Figure contents as structured data:

════════════════

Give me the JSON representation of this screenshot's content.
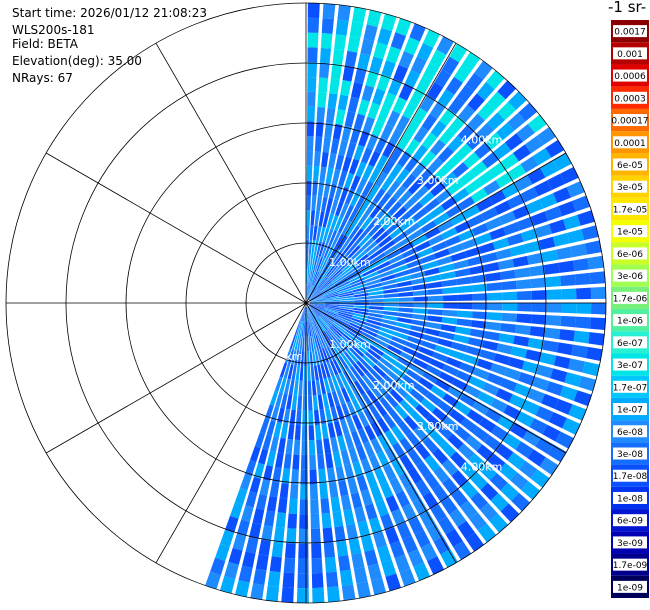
{
  "header": {
    "start_time": "Start time: 2026/01/12 21:08:23",
    "instrument": "WLS200s-181",
    "field": "Field: BETA",
    "elevation": "Elevation(deg): 35.00",
    "nrays": "NRays: 67"
  },
  "colorbar": {
    "title": "-1 sr-",
    "labels": [
      "0.0017",
      "0.001",
      "0.0006",
      "0.0003",
      "0.00017",
      "0.0001",
      "6e-05",
      "3e-05",
      "1.7e-05",
      "1e-05",
      "6e-06",
      "3e-06",
      "1.7e-06",
      "1e-06",
      "6e-07",
      "3e-07",
      "1.7e-07",
      "1e-07",
      "6e-08",
      "3e-08",
      "1.7e-08",
      "1e-08",
      "6e-09",
      "3e-09",
      "1.7e-09",
      "1e-09"
    ],
    "colors": [
      "#8b0000",
      "#b40000",
      "#e00000",
      "#ff2a00",
      "#ff6a00",
      "#ff9600",
      "#ffb400",
      "#ffd200",
      "#ffe600",
      "#f4ff00",
      "#c8ff28",
      "#a0ff50",
      "#78f07a",
      "#50f0a0",
      "#28f0d2",
      "#00e6e6",
      "#00c8ff",
      "#00aaff",
      "#1e8cff",
      "#146eff",
      "#0a50ff",
      "#0032f0",
      "#0014d2",
      "#0000b4",
      "#00008c",
      "#00005a"
    ]
  },
  "chart_data": {
    "type": "polar-ppi",
    "field": "BETA",
    "elevation_deg": 35.0,
    "n_rays": 67,
    "azimuth_range_deg": [
      0,
      200
    ],
    "range_rings_km": [
      1.0,
      2.0,
      3.0,
      4.0
    ],
    "ring_labels_upper": [
      "1.00km",
      "2.00km",
      "3.00km",
      "4.00km"
    ],
    "ring_labels_lower": [
      "km",
      "1.00km",
      "2.00km",
      "3.00km",
      "4.00km"
    ],
    "max_range_km": 5.0,
    "typical_value": "3e-08",
    "dominant_colors": [
      "#146eff",
      "#1e8cff",
      "#00aaff",
      "#0a50ff",
      "#00e6e6"
    ]
  }
}
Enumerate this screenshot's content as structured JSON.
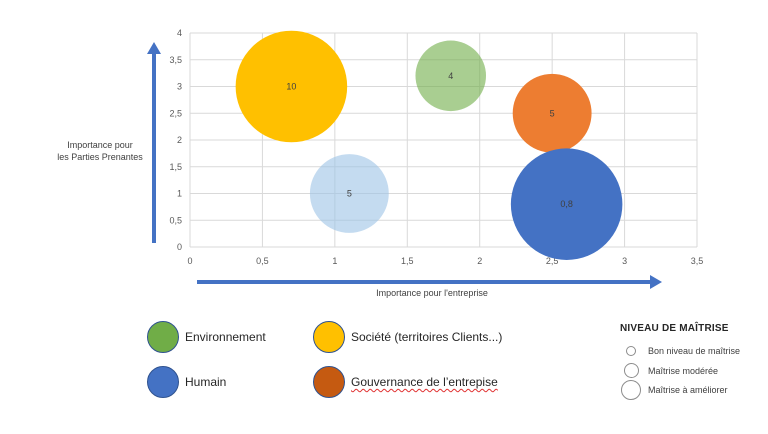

════════════════

### What needs to be done
Copy out all of the data word for word. Do not carry over any picture.

### Correct response
Give me the JSON representation of this screenshot's content.
{
  "header": {
    "start_time": "Start time: 2026/01/12 21:08:23",
    "instrument": "WLS200s-181",
    "field": "Field: BETA",
    "elevation": "Elevation(deg): 35.00",
    "nrays": "NRays: 67"
  },
  "colorbar": {
    "title": "-1 sr-",
    "labels": [
      "0.0017",
      "0.001",
      "0.0006",
      "0.0003",
      "0.00017",
      "0.0001",
      "6e-05",
      "3e-05",
      "1.7e-05",
      "1e-05",
      "6e-06",
      "3e-06",
      "1.7e-06",
      "1e-06",
      "6e-07",
      "3e-07",
      "1.7e-07",
      "1e-07",
      "6e-08",
      "3e-08",
      "1.7e-08",
      "1e-08",
      "6e-09",
      "3e-09",
      "1.7e-09",
      "1e-09"
    ],
    "colors": [
      "#8b0000",
      "#b40000",
      "#e00000",
      "#ff2a00",
      "#ff6a00",
      "#ff9600",
      "#ffb400",
      "#ffd200",
      "#ffe600",
      "#f4ff00",
      "#c8ff28",
      "#a0ff50",
      "#78f07a",
      "#50f0a0",
      "#28f0d2",
      "#00e6e6",
      "#00c8ff",
      "#00aaff",
      "#1e8cff",
      "#146eff",
      "#0a50ff",
      "#0032f0",
      "#0014d2",
      "#0000b4",
      "#00008c",
      "#00005a"
    ]
  },
  "chart_data": {
    "type": "polar-ppi",
    "field": "BETA",
    "elevation_deg": 35.0,
    "n_rays": 67,
    "azimuth_range_deg": [
      0,
      200
    ],
    "range_rings_km": [
      1.0,
      2.0,
      3.0,
      4.0
    ],
    "ring_labels_upper": [
      "1.00km",
      "2.00km",
      "3.00km",
      "4.00km"
    ],
    "ring_labels_lower": [
      "km",
      "1.00km",
      "2.00km",
      "3.00km",
      "4.00km"
    ],
    "max_range_km": 5.0,
    "typical_value": "3e-08",
    "dominant_colors": [
      "#146eff",
      "#1e8cff",
      "#00aaff",
      "#0a50ff",
      "#00e6e6"
    ]
  }
}
Enumerate this screenshot's content as structured JSON.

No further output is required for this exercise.